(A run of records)
■ ■ ■ ■ ■ ■ ■
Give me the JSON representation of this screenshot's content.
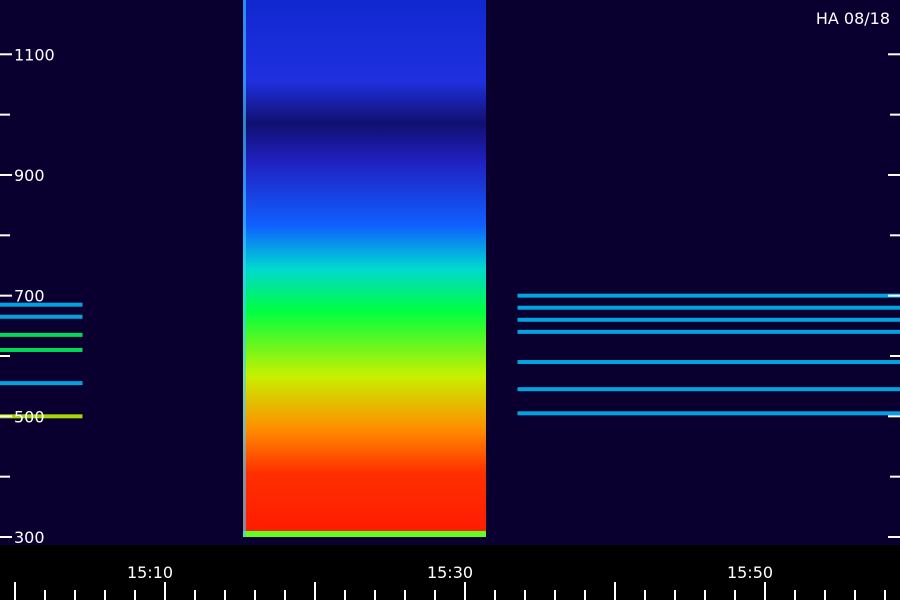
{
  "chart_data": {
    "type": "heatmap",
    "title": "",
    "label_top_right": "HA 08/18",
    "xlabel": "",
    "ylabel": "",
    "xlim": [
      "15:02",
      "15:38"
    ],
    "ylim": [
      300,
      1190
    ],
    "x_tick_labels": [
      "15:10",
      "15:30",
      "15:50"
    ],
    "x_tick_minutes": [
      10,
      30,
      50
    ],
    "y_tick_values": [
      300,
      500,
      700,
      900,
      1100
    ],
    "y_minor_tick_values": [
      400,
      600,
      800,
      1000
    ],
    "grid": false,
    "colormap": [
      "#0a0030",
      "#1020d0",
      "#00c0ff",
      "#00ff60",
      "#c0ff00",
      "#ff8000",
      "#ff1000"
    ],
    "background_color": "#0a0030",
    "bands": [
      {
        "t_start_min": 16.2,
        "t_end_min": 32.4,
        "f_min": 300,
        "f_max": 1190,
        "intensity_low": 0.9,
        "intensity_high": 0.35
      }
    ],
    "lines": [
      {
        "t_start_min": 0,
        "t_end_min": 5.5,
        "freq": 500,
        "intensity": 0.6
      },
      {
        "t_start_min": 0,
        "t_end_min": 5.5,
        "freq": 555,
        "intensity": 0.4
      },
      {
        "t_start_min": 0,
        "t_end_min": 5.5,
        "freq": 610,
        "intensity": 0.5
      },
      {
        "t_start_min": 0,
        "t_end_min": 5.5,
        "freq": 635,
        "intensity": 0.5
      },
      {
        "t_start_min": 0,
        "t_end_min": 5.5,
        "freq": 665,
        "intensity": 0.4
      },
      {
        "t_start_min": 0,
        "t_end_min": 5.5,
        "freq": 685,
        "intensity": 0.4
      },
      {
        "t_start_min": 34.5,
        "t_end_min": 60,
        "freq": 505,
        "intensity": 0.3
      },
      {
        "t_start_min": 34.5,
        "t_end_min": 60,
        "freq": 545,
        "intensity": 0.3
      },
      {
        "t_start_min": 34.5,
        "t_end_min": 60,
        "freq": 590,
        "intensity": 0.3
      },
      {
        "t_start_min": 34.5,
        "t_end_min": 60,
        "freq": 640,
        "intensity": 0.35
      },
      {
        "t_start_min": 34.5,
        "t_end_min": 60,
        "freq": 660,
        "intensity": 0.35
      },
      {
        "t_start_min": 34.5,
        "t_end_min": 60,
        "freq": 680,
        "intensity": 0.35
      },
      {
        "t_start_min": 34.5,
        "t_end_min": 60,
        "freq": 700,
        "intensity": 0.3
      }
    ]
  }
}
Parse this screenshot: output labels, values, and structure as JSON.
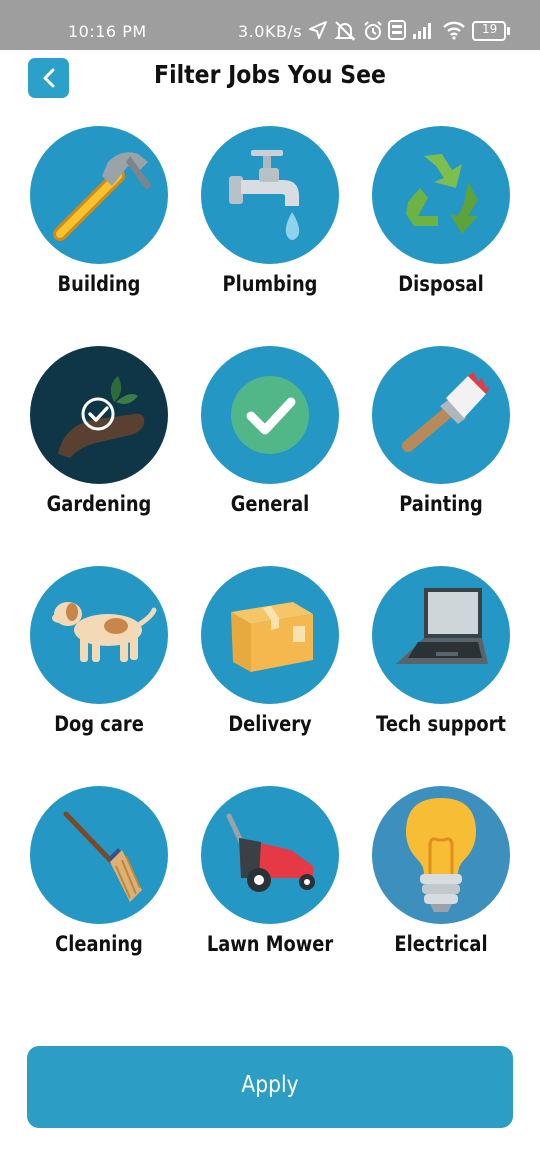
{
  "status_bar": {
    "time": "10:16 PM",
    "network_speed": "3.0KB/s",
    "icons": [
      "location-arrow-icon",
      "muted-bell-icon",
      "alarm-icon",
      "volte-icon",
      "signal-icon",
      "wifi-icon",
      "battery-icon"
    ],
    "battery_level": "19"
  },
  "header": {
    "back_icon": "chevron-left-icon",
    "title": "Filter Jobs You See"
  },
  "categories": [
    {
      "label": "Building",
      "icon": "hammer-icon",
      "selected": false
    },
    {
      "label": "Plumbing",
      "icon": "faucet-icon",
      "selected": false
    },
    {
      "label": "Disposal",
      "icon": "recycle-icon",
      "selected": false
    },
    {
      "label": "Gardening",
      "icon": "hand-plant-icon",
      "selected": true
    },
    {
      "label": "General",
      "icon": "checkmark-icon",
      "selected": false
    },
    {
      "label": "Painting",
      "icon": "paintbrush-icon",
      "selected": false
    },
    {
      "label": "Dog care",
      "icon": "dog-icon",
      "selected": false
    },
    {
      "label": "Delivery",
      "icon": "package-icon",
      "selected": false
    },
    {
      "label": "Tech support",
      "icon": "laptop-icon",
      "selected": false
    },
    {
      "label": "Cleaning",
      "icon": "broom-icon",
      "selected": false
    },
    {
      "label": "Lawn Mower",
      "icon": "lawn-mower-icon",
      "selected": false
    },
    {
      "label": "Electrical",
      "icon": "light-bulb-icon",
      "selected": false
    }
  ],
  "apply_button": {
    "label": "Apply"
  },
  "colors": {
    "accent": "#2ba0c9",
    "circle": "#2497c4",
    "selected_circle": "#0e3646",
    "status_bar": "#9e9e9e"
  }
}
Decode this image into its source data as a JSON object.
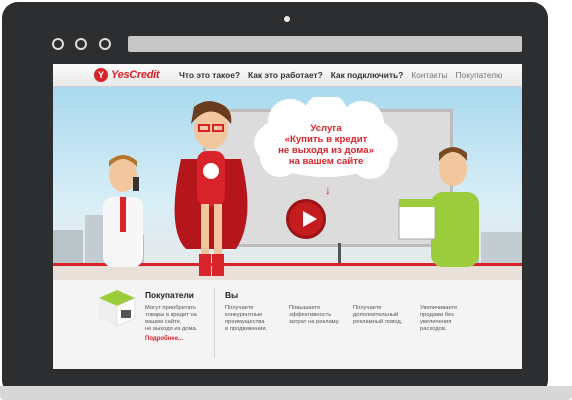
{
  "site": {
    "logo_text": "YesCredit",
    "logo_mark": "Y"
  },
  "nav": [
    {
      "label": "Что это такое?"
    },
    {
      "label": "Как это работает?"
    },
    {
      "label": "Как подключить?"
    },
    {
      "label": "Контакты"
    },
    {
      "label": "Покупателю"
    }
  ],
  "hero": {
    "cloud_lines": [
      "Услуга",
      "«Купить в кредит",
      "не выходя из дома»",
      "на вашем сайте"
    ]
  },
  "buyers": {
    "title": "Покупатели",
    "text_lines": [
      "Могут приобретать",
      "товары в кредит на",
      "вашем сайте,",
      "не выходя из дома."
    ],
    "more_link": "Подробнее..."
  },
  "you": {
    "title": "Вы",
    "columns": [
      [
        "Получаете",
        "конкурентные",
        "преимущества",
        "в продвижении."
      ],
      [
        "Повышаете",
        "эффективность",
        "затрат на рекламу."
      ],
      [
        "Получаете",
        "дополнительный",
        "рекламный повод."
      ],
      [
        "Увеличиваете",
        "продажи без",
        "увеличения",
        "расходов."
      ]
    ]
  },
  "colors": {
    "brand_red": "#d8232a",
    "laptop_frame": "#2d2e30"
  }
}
■ ■ ■ ■ ■ ■ ■
(Exercise requirements)
Write out all the entries again, word for word, and print no images.

(Reply to the exercise)
Give me the JSON representation of this screenshot's content.
{
  "chart_data": {
    "type": "heatmap",
    "title": "",
    "label_top_right": "HA 08/18",
    "xlabel": "",
    "ylabel": "",
    "xlim": [
      "15:02",
      "15:38"
    ],
    "ylim": [
      300,
      1190
    ],
    "x_tick_labels": [
      "15:10",
      "15:30",
      "15:50"
    ],
    "x_tick_minutes": [
      10,
      30,
      50
    ],
    "y_tick_values": [
      300,
      500,
      700,
      900,
      1100
    ],
    "y_minor_tick_values": [
      400,
      600,
      800,
      1000
    ],
    "grid": false,
    "colormap": [
      "#0a0030",
      "#1020d0",
      "#00c0ff",
      "#00ff60",
      "#c0ff00",
      "#ff8000",
      "#ff1000"
    ],
    "background_color": "#0a0030",
    "bands": [
      {
        "t_start_min": 16.2,
        "t_end_min": 32.4,
        "f_min": 300,
        "f_max": 1190,
        "intensity_low": 0.9,
        "intensity_high": 0.35
      }
    ],
    "lines": [
      {
        "t_start_min": 0,
        "t_end_min": 5.5,
        "freq": 500,
        "intensity": 0.6
      },
      {
        "t_start_min": 0,
        "t_end_min": 5.5,
        "freq": 555,
        "intensity": 0.4
      },
      {
        "t_start_min": 0,
        "t_end_min": 5.5,
        "freq": 610,
        "intensity": 0.5
      },
      {
        "t_start_min": 0,
        "t_end_min": 5.5,
        "freq": 635,
        "intensity": 0.5
      },
      {
        "t_start_min": 0,
        "t_end_min": 5.5,
        "freq": 665,
        "intensity": 0.4
      },
      {
        "t_start_min": 0,
        "t_end_min": 5.5,
        "freq": 685,
        "intensity": 0.4
      },
      {
        "t_start_min": 34.5,
        "t_end_min": 60,
        "freq": 505,
        "intensity": 0.3
      },
      {
        "t_start_min": 34.5,
        "t_end_min": 60,
        "freq": 545,
        "intensity": 0.3
      },
      {
        "t_start_min": 34.5,
        "t_end_min": 60,
        "freq": 590,
        "intensity": 0.3
      },
      {
        "t_start_min": 34.5,
        "t_end_min": 60,
        "freq": 640,
        "intensity": 0.35
      },
      {
        "t_start_min": 34.5,
        "t_end_min": 60,
        "freq": 660,
        "intensity": 0.35
      },
      {
        "t_start_min": 34.5,
        "t_end_min": 60,
        "freq": 680,
        "intensity": 0.35
      },
      {
        "t_start_min": 34.5,
        "t_end_min": 60,
        "freq": 700,
        "intensity": 0.3
      }
    ]
  }
}
Parse this screenshot: output labels, values, and structure as JSON.
{
  "status_bar": {
    "time": "10:16 PM",
    "network_speed": "3.0KB/s",
    "icons": [
      "location-arrow-icon",
      "muted-bell-icon",
      "alarm-icon",
      "volte-icon",
      "signal-icon",
      "wifi-icon",
      "battery-icon"
    ],
    "battery_level": "19"
  },
  "header": {
    "back_icon": "chevron-left-icon",
    "title": "Filter Jobs You See"
  },
  "categories": [
    {
      "label": "Building",
      "icon": "hammer-icon",
      "selected": false
    },
    {
      "label": "Plumbing",
      "icon": "faucet-icon",
      "selected": false
    },
    {
      "label": "Disposal",
      "icon": "recycle-icon",
      "selected": false
    },
    {
      "label": "Gardening",
      "icon": "hand-plant-icon",
      "selected": true
    },
    {
      "label": "General",
      "icon": "checkmark-icon",
      "selected": false
    },
    {
      "label": "Painting",
      "icon": "paintbrush-icon",
      "selected": false
    },
    {
      "label": "Dog care",
      "icon": "dog-icon",
      "selected": false
    },
    {
      "label": "Delivery",
      "icon": "package-icon",
      "selected": false
    },
    {
      "label": "Tech support",
      "icon": "laptop-icon",
      "selected": false
    },
    {
      "label": "Cleaning",
      "icon": "broom-icon",
      "selected": false
    },
    {
      "label": "Lawn Mower",
      "icon": "lawn-mower-icon",
      "selected": false
    },
    {
      "label": "Electrical",
      "icon": "light-bulb-icon",
      "selected": false
    }
  ],
  "apply_button": {
    "label": "Apply"
  },
  "colors": {
    "accent": "#2ba0c9",
    "circle": "#2497c4",
    "selected_circle": "#0e3646",
    "status_bar": "#9e9e9e"
  }
}
Decode this image into its source data as a JSON object.
{
  "site": {
    "logo_text": "YesCredit",
    "logo_mark": "Y"
  },
  "nav": [
    {
      "label": "Что это такое?"
    },
    {
      "label": "Как это работает?"
    },
    {
      "label": "Как подключить?"
    },
    {
      "label": "Контакты"
    },
    {
      "label": "Покупателю"
    }
  ],
  "hero": {
    "cloud_lines": [
      "Услуга",
      "«Купить в кредит",
      "не выходя из дома»",
      "на вашем сайте"
    ]
  },
  "buyers": {
    "title": "Покупатели",
    "text_lines": [
      "Могут приобретать",
      "товары в кредит на",
      "вашем сайте,",
      "не выходя из дома."
    ],
    "more_link": "Подробнее..."
  },
  "you": {
    "title": "Вы",
    "columns": [
      [
        "Получаете",
        "конкурентные",
        "преимущества",
        "в продвижении."
      ],
      [
        "Повышаете",
        "эффективность",
        "затрат на рекламу."
      ],
      [
        "Получаете",
        "дополнительный",
        "рекламный повод."
      ],
      [
        "Увеличиваете",
        "продажи без",
        "увеличения",
        "расходов."
      ]
    ]
  },
  "colors": {
    "brand_red": "#d8232a",
    "laptop_frame": "#2d2e30"
  }
}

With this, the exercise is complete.